### YOUR GOAL
Extract all lines that hold the string "value".

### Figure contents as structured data
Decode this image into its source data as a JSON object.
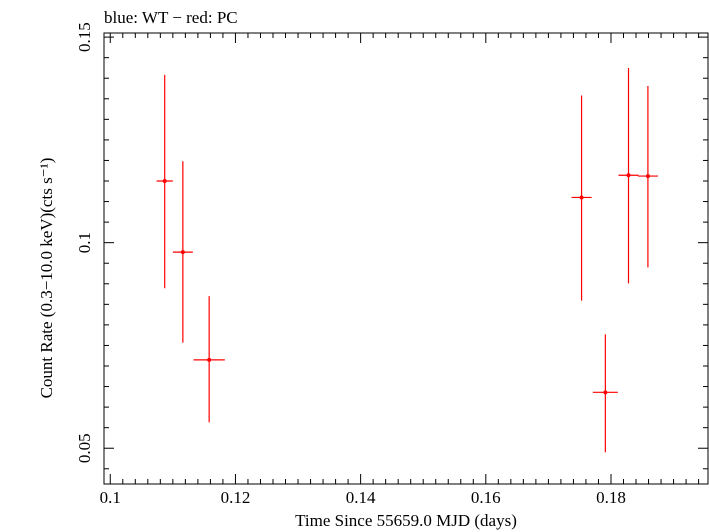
{
  "chart_data": {
    "type": "scatter",
    "title": "blue: WT − red: PC",
    "xlabel": "Time Since 55659.0 MJD (days)",
    "ylabel": "Count Rate (0.3−10.0 keV)(cts s⁻¹)",
    "xlim": [
      0.099,
      0.1955
    ],
    "ylim": [
      0.0413,
      0.151
    ],
    "x_ticks": [
      {
        "value": 0.1,
        "label": "0.1"
      },
      {
        "value": 0.12,
        "label": "0.12"
      },
      {
        "value": 0.14,
        "label": "0.14"
      },
      {
        "value": 0.16,
        "label": "0.16"
      },
      {
        "value": 0.18,
        "label": "0.18"
      }
    ],
    "y_ticks": [
      {
        "value": 0.05,
        "label": "0.05"
      },
      {
        "value": 0.1,
        "label": "0.1"
      },
      {
        "value": 0.15,
        "label": "0.15"
      }
    ],
    "series": [
      {
        "name": "WT",
        "color": "#0000ff",
        "points": []
      },
      {
        "name": "PC",
        "color": "#ff0000",
        "points": [
          {
            "x": 0.1087,
            "xerr_lo": 0.0013,
            "xerr_hi": 0.0013,
            "y": 0.115,
            "y_lo": 0.0889,
            "y_hi": 0.1408
          },
          {
            "x": 0.1116,
            "xerr_lo": 0.0016,
            "xerr_hi": 0.0016,
            "y": 0.0977,
            "y_lo": 0.0757,
            "y_hi": 0.1198
          },
          {
            "x": 0.1158,
            "xerr_lo": 0.0025,
            "xerr_hi": 0.0025,
            "y": 0.0715,
            "y_lo": 0.0563,
            "y_hi": 0.087
          },
          {
            "x": 0.1753,
            "xerr_lo": 0.0016,
            "xerr_hi": 0.0016,
            "y": 0.111,
            "y_lo": 0.0859,
            "y_hi": 0.1358
          },
          {
            "x": 0.1791,
            "xerr_lo": 0.002,
            "xerr_hi": 0.002,
            "y": 0.0636,
            "y_lo": 0.049,
            "y_hi": 0.0777
          },
          {
            "x": 0.1828,
            "xerr_lo": 0.0016,
            "xerr_hi": 0.0016,
            "y": 0.1164,
            "y_lo": 0.0901,
            "y_hi": 0.1425
          },
          {
            "x": 0.1859,
            "xerr_lo": 0.0016,
            "xerr_hi": 0.0016,
            "y": 0.1162,
            "y_lo": 0.094,
            "y_hi": 0.1381
          }
        ]
      }
    ],
    "grid": false,
    "legend": "none"
  }
}
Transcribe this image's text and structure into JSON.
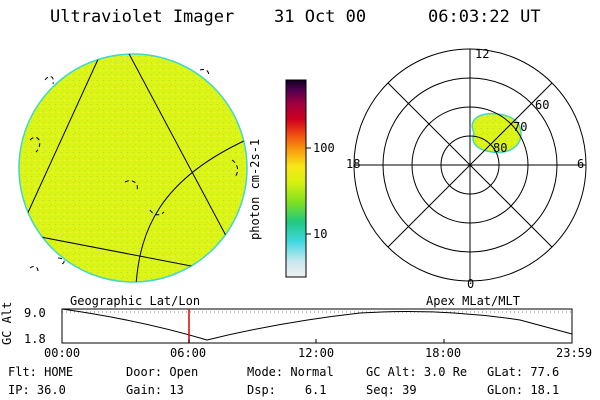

### IN RESPONSE
        "value": 0.1,
        "value": 0.12,
        "value": 0.14,
        "value": 0.16,
        "value": 0.18,
        "value": 0.05,
        "value": 0.1,
        "value": 0.15,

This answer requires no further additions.